List the lines of this listing that hold the word "Mixbehälter".

Study material section start

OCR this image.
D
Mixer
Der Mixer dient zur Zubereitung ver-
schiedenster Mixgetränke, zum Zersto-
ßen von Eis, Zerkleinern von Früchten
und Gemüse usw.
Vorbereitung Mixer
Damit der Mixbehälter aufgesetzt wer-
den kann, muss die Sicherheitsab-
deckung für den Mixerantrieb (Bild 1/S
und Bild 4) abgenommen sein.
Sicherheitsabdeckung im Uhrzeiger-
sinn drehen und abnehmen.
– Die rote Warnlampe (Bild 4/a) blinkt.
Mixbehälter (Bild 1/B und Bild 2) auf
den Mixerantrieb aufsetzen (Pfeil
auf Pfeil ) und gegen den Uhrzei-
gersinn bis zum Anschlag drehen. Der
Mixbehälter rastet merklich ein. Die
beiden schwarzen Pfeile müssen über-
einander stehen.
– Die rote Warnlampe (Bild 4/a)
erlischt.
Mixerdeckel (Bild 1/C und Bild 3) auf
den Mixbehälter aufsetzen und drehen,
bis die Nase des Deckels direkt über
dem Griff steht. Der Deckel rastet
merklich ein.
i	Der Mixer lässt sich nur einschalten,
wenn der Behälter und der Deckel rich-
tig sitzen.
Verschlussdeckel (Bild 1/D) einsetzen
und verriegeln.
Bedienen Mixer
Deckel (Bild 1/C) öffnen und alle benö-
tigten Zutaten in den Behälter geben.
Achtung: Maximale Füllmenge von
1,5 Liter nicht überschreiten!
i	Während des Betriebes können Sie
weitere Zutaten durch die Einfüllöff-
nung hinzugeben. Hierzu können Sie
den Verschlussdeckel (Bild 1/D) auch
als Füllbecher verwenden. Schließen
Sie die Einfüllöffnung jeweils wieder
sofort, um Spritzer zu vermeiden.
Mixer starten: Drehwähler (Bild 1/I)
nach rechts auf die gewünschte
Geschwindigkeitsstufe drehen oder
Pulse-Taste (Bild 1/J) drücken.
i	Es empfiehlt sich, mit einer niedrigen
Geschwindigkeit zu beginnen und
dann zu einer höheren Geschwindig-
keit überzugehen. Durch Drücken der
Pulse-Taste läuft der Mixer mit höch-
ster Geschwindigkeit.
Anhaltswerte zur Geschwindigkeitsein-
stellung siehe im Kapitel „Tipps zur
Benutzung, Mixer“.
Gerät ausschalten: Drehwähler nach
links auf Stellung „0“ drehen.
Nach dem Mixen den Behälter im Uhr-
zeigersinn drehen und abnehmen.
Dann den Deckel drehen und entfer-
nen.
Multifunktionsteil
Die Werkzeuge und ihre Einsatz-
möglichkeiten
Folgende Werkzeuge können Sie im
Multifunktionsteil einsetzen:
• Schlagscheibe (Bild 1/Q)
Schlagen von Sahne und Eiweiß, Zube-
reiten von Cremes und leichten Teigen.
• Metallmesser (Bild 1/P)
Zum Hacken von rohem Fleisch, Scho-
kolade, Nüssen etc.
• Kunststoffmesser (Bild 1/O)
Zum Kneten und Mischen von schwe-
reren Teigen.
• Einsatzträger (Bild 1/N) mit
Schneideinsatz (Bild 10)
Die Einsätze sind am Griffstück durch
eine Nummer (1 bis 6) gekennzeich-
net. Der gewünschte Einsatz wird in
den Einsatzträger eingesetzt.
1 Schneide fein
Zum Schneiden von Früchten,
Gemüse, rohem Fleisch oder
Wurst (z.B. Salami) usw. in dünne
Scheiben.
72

Study material section end

> [Problem solution]:
Damit der Mixbehälter aufgesetzt wer-
Mixbehälter (Bild 1/B und Bild 2) auf
Mixbehälter rastet merklich ein. Die
den Mixbehälter aufsetzen und drehen,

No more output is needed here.